— START OF EXCERPTED RECORDS —

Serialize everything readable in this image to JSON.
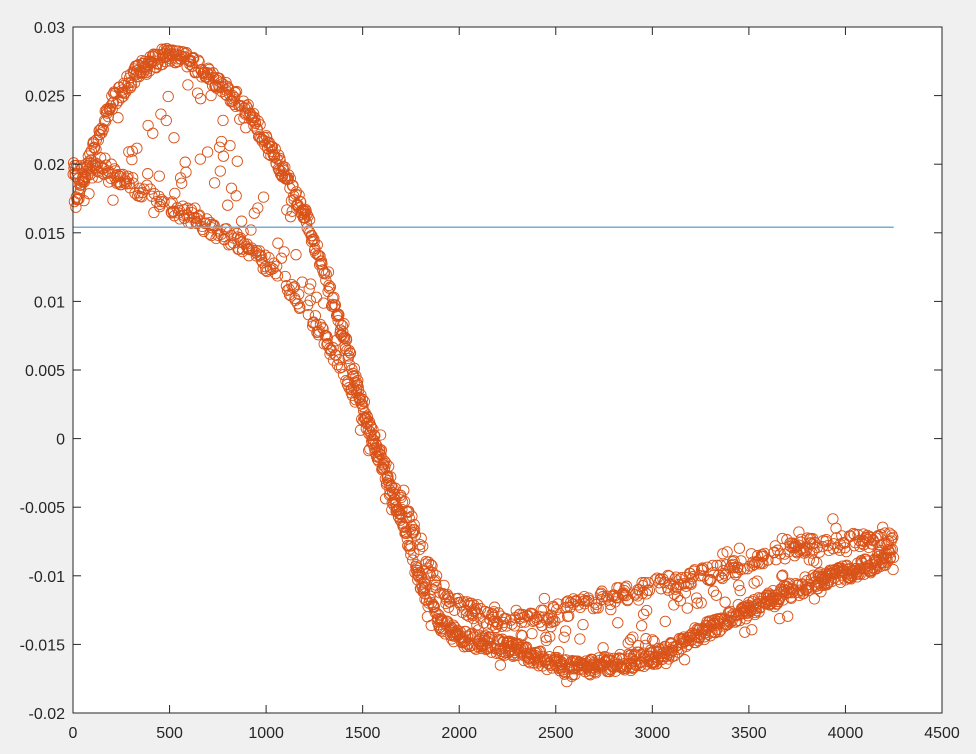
{
  "figure": {
    "background": "#f0f0f0",
    "axes_background": "#ffffff",
    "axes_color": "#262626"
  },
  "chart_data": {
    "type": "scatter",
    "xlim": [
      0,
      4500
    ],
    "ylim": [
      -0.02,
      0.03
    ],
    "xticks": [
      0,
      500,
      1000,
      1500,
      2000,
      2500,
      3000,
      3500,
      4000,
      4500
    ],
    "xtick_labels": [
      "0",
      "500",
      "1000",
      "1500",
      "2000",
      "2500",
      "3000",
      "3500",
      "4000",
      "4500"
    ],
    "yticks": [
      -0.02,
      -0.015,
      -0.01,
      -0.005,
      0,
      0.005,
      0.01,
      0.015,
      0.02,
      0.025,
      0.03
    ],
    "ytick_labels": [
      "-0.02",
      "-0.015",
      "-0.01",
      "-0.005",
      "0",
      "0.005",
      "0.01",
      "0.015",
      "0.02",
      "0.025",
      "0.03"
    ],
    "grid": false,
    "box": true,
    "series": [
      {
        "type": "scatter",
        "marker": "circle-open",
        "color": "#d95319",
        "point_count": 4250,
        "x_range": [
          1,
          4250
        ],
        "core_path": [
          [
            0,
            0.0165
          ],
          [
            100,
            0.021
          ],
          [
            200,
            0.0245
          ],
          [
            350,
            0.027
          ],
          [
            480,
            0.028
          ],
          [
            600,
            0.0275
          ],
          [
            750,
            0.026
          ],
          [
            900,
            0.024
          ],
          [
            1050,
            0.0205
          ],
          [
            1200,
            0.0165
          ],
          [
            1300,
            0.012
          ],
          [
            1400,
            0.0075
          ],
          [
            1500,
            0.0025
          ],
          [
            1600,
            -0.002
          ],
          [
            1700,
            -0.006
          ],
          [
            1800,
            -0.0105
          ],
          [
            1900,
            -0.0135
          ],
          [
            2000,
            -0.0145
          ],
          [
            2150,
            -0.015
          ],
          [
            2300,
            -0.0155
          ],
          [
            2450,
            -0.0163
          ],
          [
            2600,
            -0.0168
          ],
          [
            2750,
            -0.0165
          ],
          [
            2900,
            -0.0162
          ],
          [
            3050,
            -0.0158
          ],
          [
            3200,
            -0.0145
          ],
          [
            3400,
            -0.0132
          ],
          [
            3600,
            -0.0118
          ],
          [
            3800,
            -0.0106
          ],
          [
            4000,
            -0.0098
          ],
          [
            4250,
            -0.0085
          ]
        ],
        "secondary_path": [
          [
            150,
            0.0195
          ],
          [
            300,
            0.0185
          ],
          [
            500,
            0.017
          ],
          [
            700,
            0.0155
          ],
          [
            900,
            0.014
          ],
          [
            1100,
            0.0115
          ],
          [
            1300,
            0.0075
          ],
          [
            1450,
            0.0035
          ],
          [
            1600,
            -0.0015
          ],
          [
            1750,
            -0.006
          ],
          [
            1850,
            -0.0095
          ],
          [
            1950,
            -0.012
          ],
          [
            2100,
            -0.0128
          ],
          [
            2250,
            -0.0135
          ],
          [
            2400,
            -0.0132
          ],
          [
            2600,
            -0.0122
          ],
          [
            2800,
            -0.0115
          ],
          [
            3000,
            -0.0108
          ],
          [
            3200,
            -0.0102
          ],
          [
            3400,
            -0.0095
          ],
          [
            3600,
            -0.0085
          ],
          [
            3800,
            -0.0078
          ],
          [
            4000,
            -0.0075
          ],
          [
            4250,
            -0.0072
          ]
        ]
      },
      {
        "type": "line",
        "color": "#77acd3",
        "x": [
          0,
          4250
        ],
        "y": [
          0.0154,
          0.0154
        ]
      }
    ]
  }
}
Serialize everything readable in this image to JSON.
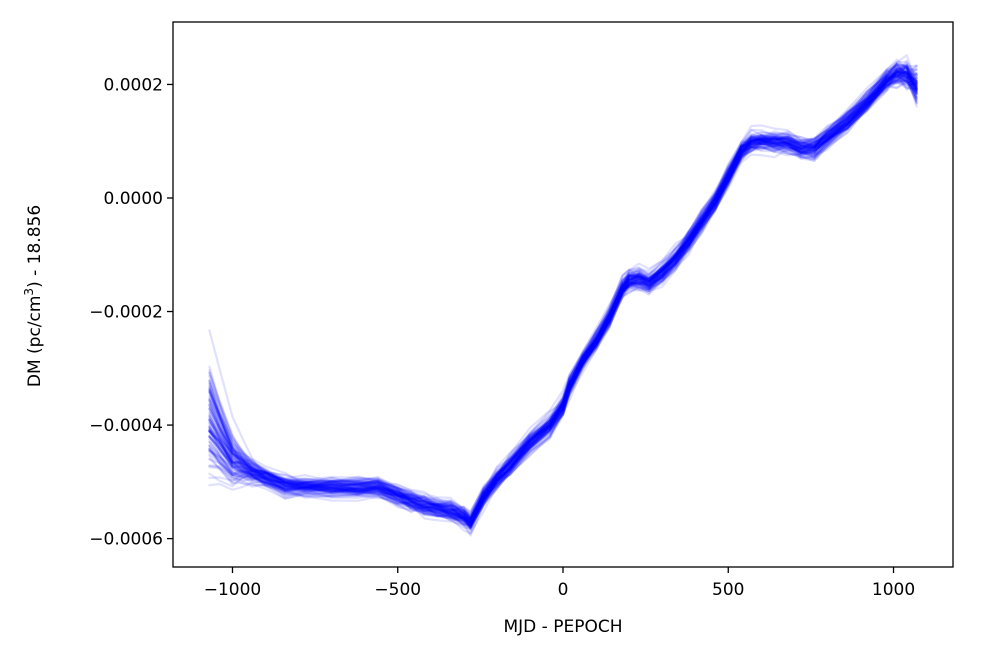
{
  "chart_data": {
    "type": "line",
    "title": "",
    "xlabel": "MJD - PEPOCH",
    "ylabel_main": "DM (pc/cm",
    "ylabel_sup": "3",
    "ylabel_tail": ") - 18.856",
    "xlim": [
      -1180,
      1180
    ],
    "ylim": [
      -0.00065,
      0.00031
    ],
    "xticks": [
      {
        "value": -1000,
        "label": "−1000"
      },
      {
        "value": -500,
        "label": "−500"
      },
      {
        "value": 0,
        "label": "0"
      },
      {
        "value": 500,
        "label": "500"
      },
      {
        "value": 1000,
        "label": "1000"
      }
    ],
    "yticks": [
      {
        "value": -0.0006,
        "label": "−0.0006"
      },
      {
        "value": -0.0004,
        "label": "−0.0004"
      },
      {
        "value": -0.0002,
        "label": "−0.0002"
      },
      {
        "value": 0.0,
        "label": "0.0000"
      },
      {
        "value": 0.0002,
        "label": "0.0002"
      }
    ],
    "grid": false,
    "line_color": "#0000ff",
    "line_alpha": 0.12,
    "realization_count": 100,
    "x": [
      -1070,
      -1040,
      -1000,
      -970,
      -940,
      -900,
      -840,
      -780,
      -700,
      -620,
      -560,
      -500,
      -460,
      -420,
      -380,
      -340,
      -300,
      -280,
      -240,
      -200,
      -160,
      -100,
      -40,
      0,
      20,
      60,
      100,
      140,
      180,
      200,
      230,
      260,
      300,
      340,
      380,
      420,
      460,
      500,
      540,
      570,
      600,
      640,
      680,
      720,
      760,
      800,
      860,
      920,
      980,
      1010,
      1040,
      1070
    ],
    "median": [
      -0.00039,
      -0.00042,
      -0.00046,
      -0.00047,
      -0.00048,
      -0.00049,
      -0.000505,
      -0.000507,
      -0.000508,
      -0.000508,
      -0.000508,
      -0.000522,
      -0.000532,
      -0.00054,
      -0.000545,
      -0.00055,
      -0.00056,
      -0.00057,
      -0.000525,
      -0.000495,
      -0.00047,
      -0.00043,
      -0.0004,
      -0.000365,
      -0.00033,
      -0.000285,
      -0.00025,
      -0.00021,
      -0.000158,
      -0.000145,
      -0.000142,
      -0.000148,
      -0.00013,
      -0.000105,
      -7.5e-05,
      -4e-05,
      -5e-06,
      4e-05,
      8.5e-05,
      0.0001,
      0.000102,
      0.0001,
      9.8e-05,
      8.8e-05,
      8.8e-05,
      0.000108,
      0.000135,
      0.00017,
      0.00021,
      0.000222,
      0.00022,
      0.0002
    ]
  }
}
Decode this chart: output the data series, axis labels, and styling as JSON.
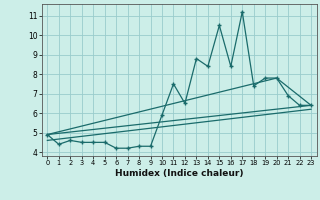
{
  "title": "",
  "xlabel": "Humidex (Indice chaleur)",
  "bg_color": "#cceee8",
  "grid_color": "#99cccc",
  "line_color": "#1a6b6b",
  "xlim": [
    -0.5,
    23.5
  ],
  "ylim": [
    3.8,
    11.6
  ],
  "xticks": [
    0,
    1,
    2,
    3,
    4,
    5,
    6,
    7,
    8,
    9,
    10,
    11,
    12,
    13,
    14,
    15,
    16,
    17,
    18,
    19,
    20,
    21,
    22,
    23
  ],
  "yticks": [
    4,
    5,
    6,
    7,
    8,
    9,
    10,
    11
  ],
  "main_x": [
    0,
    1,
    2,
    3,
    4,
    5,
    6,
    7,
    8,
    9,
    10,
    11,
    12,
    13,
    14,
    15,
    16,
    17,
    18,
    19,
    20,
    21,
    22,
    23
  ],
  "main_y": [
    4.9,
    4.4,
    4.6,
    4.5,
    4.5,
    4.5,
    4.2,
    4.2,
    4.3,
    4.3,
    5.9,
    7.5,
    6.5,
    8.8,
    8.4,
    10.5,
    8.4,
    11.2,
    7.4,
    7.8,
    7.8,
    6.9,
    6.4,
    6.4
  ],
  "trend1_x": [
    0,
    23
  ],
  "trend1_y": [
    4.9,
    6.4
  ],
  "trend2_x": [
    0,
    23
  ],
  "trend2_y": [
    4.6,
    6.2
  ],
  "trend3_x": [
    0,
    20,
    23
  ],
  "trend3_y": [
    4.9,
    7.8,
    6.4
  ]
}
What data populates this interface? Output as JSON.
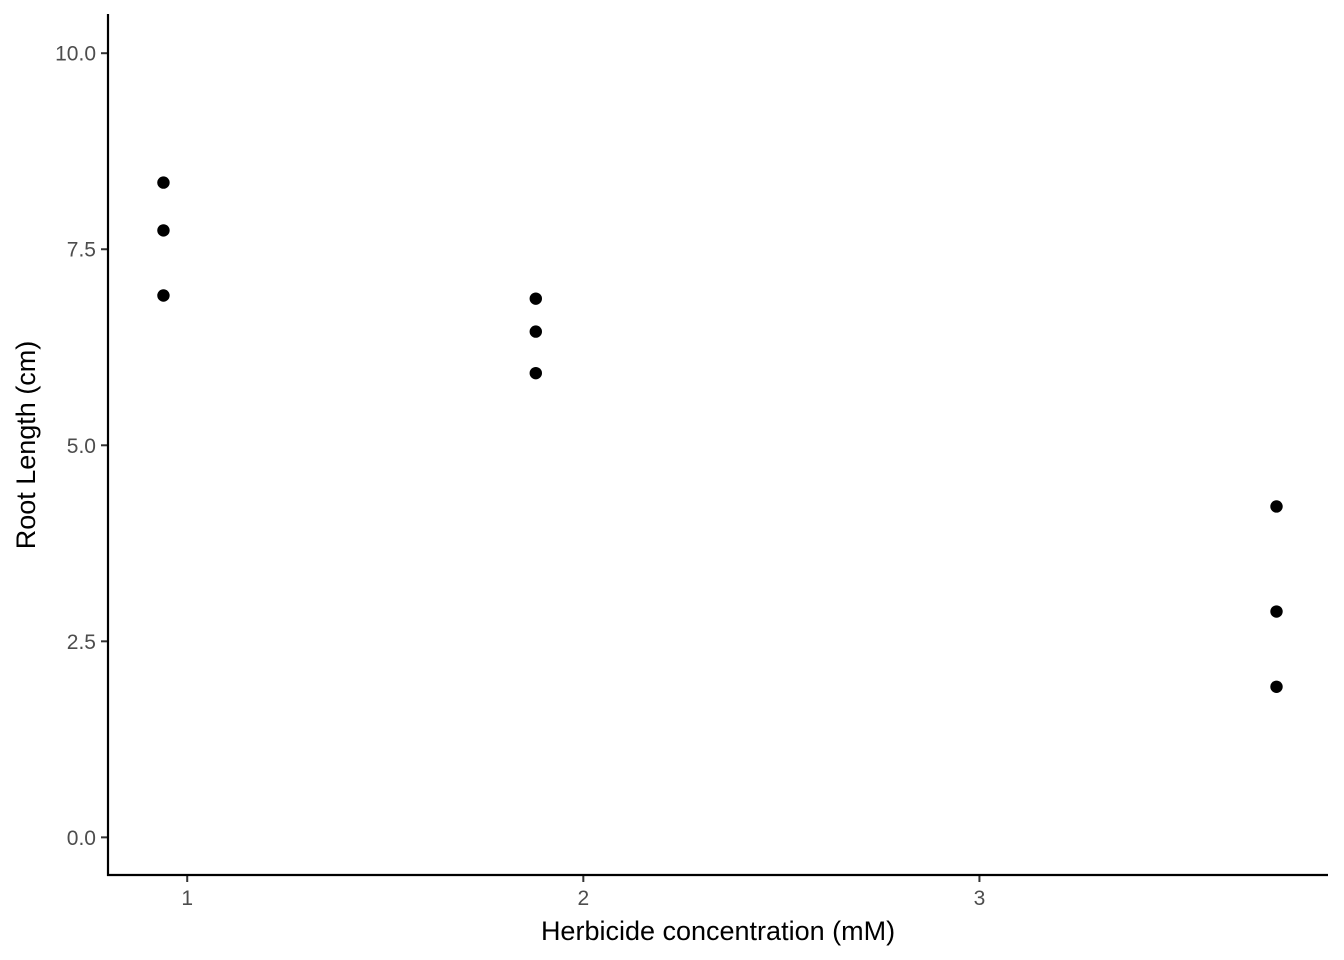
{
  "chart_data": {
    "type": "scatter",
    "xlabel": "Herbicide concentration (mM)",
    "ylabel": "Root Length (cm)",
    "xlim": [
      0.8,
      3.88
    ],
    "ylim": [
      -0.48,
      10.5
    ],
    "x_ticks": [
      1,
      2,
      3
    ],
    "x_tick_labels": [
      "1",
      "2",
      "3"
    ],
    "y_ticks": [
      0,
      2.5,
      5,
      7.5,
      10
    ],
    "y_tick_labels": [
      "0.0",
      "2.5",
      "5.0",
      "7.5",
      "10.0"
    ],
    "grid": false,
    "legend": "none",
    "points": [
      {
        "x": 0.94,
        "y": 8.35
      },
      {
        "x": 0.94,
        "y": 7.74
      },
      {
        "x": 0.94,
        "y": 6.91
      },
      {
        "x": 1.88,
        "y": 6.87
      },
      {
        "x": 1.88,
        "y": 6.45
      },
      {
        "x": 1.88,
        "y": 5.92
      },
      {
        "x": 3.75,
        "y": 4.22
      },
      {
        "x": 3.75,
        "y": 2.88
      },
      {
        "x": 3.75,
        "y": 1.92
      }
    ],
    "colors": {
      "points": "#000000",
      "axis": "#000000"
    }
  }
}
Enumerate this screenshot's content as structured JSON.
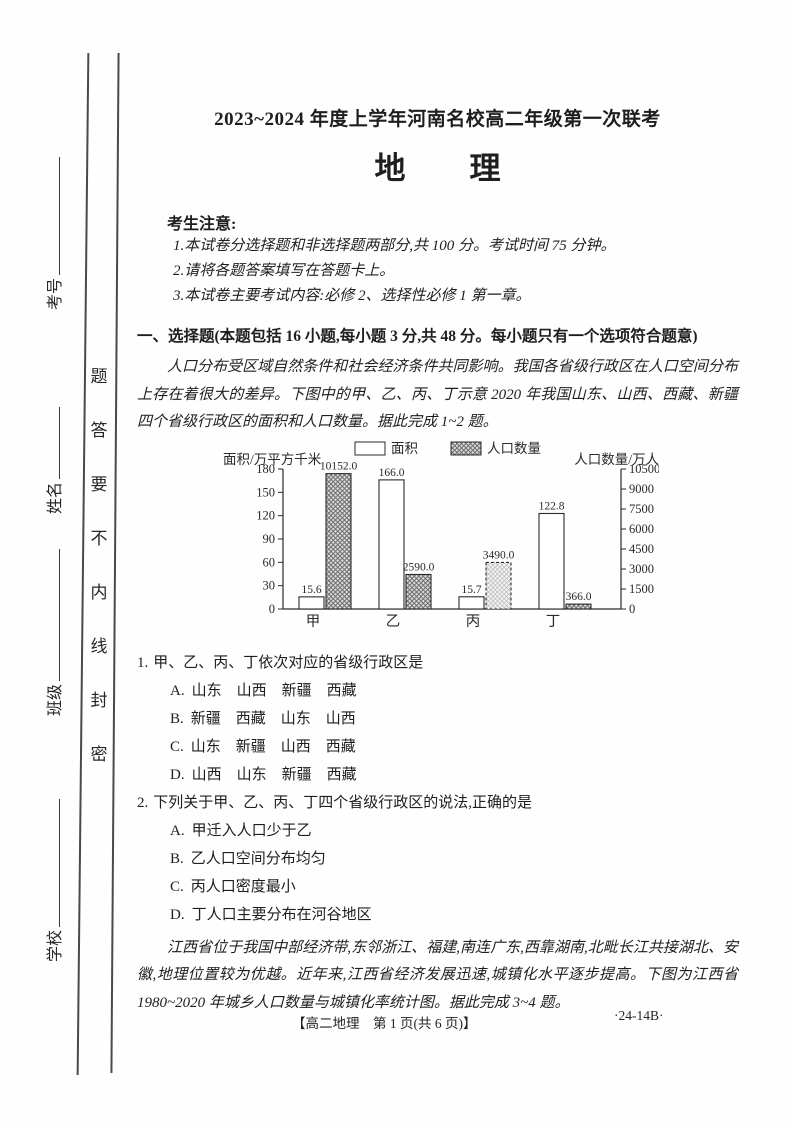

— END OF EXCERPTED RECORDS —

* **YOUR INSTRUCTIONS**: Filter the listing above by the word "axis"; copy each line that passes.

* **FULL RESPONSE**:
Decode this chart: output the data series, axis labels, and styling as JSON.
      "axis": "#000000"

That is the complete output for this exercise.